**Aim of the task**
Determine which lines of the records include the word "below", and copy them.

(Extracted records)
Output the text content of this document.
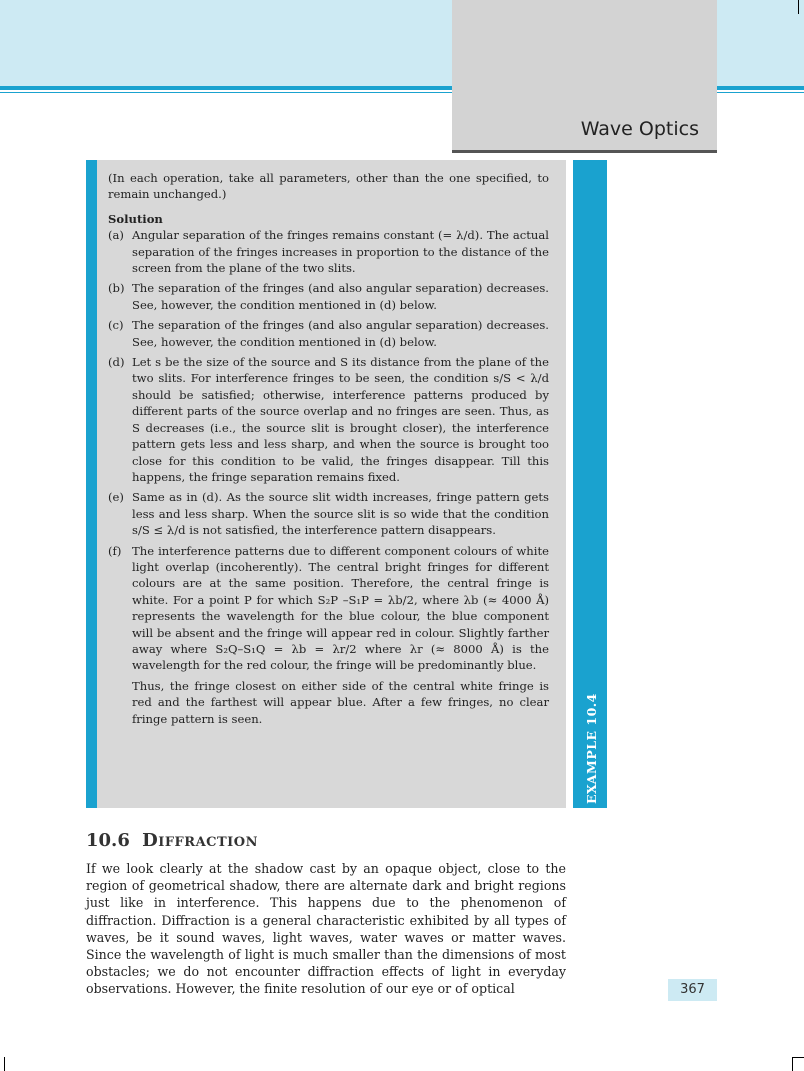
Wave Optics
EXAMPLE 10.4

(In each operation, take all parameters, other than the one specified, to remain unchanged.)

Solution
(a) Angular separation of the fringes remains constant (= λ/d). The actual separation of the fringes increases in proportion to the distance of the screen from the plane of the two slits.
(b) The separation of the fringes (and also angular separation) decreases. See, however, the condition mentioned in (d) below.
(c) The separation of the fringes (and also angular separation) decreases. See, however, the condition mentioned in (d) below.
(d) Let s be the size of the source and S its distance from the plane of the two slits. For interference fringes to be seen, the condition s/S < λ/d should be satisfied; otherwise, interference patterns produced by different parts of the source overlap and no fringes are seen. Thus, as S decreases (i.e., the source slit is brought closer), the interference pattern gets less and less sharp, and when the source is brought too close for this condition to be valid, the fringes disappear. Till this happens, the fringe separation remains fixed.
(e) Same as in (d). As the source slit width increases, fringe pattern gets less and less sharp. When the source slit is so wide that the condition s/S ≤ λ/d is not satisfied, the interference pattern disappears.
(f) The interference patterns due to different component colours of white light overlap (incoherently). The central bright fringes for different colours are at the same position. Therefore, the central fringe is white. For a point P for which S₂P –S₁P = λb/2, where λb (≈ 4000 Å) represents the wavelength for the blue colour, the blue component will be absent and the fringe will appear red in colour. Slightly farther away where S₂Q–S₁Q = λb = λr/2 where λr (≈ 8000 Å) is the wavelength for the red colour, the fringe will be predominantly blue.
Thus, the fringe closest on either side of the central white fringe is red and the farthest will appear blue. After a few fringes, no clear fringe pattern is seen.
10.6 Diffraction
If we look clearly at the shadow cast by an opaque object, close to the region of geometrical shadow, there are alternate dark and bright regions just like in interference. This happens due to the phenomenon of diffraction. Diffraction is a general characteristic exhibited by all types of waves, be it sound waves, light waves, water waves or matter waves. Since the wavelength of light is much smaller than the dimensions of most obstacles; we do not encounter diffraction effects of light in everyday observations. However, the finite resolution of our eye or of optical	367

**Task answer**
(b) The separation of the fringes (and also angular separation) decreases. See, however, the condition mentioned in (d) below.
(c) The separation of the fringes (and also angular separation) decreases. See, however, the condition mentioned in (d) below.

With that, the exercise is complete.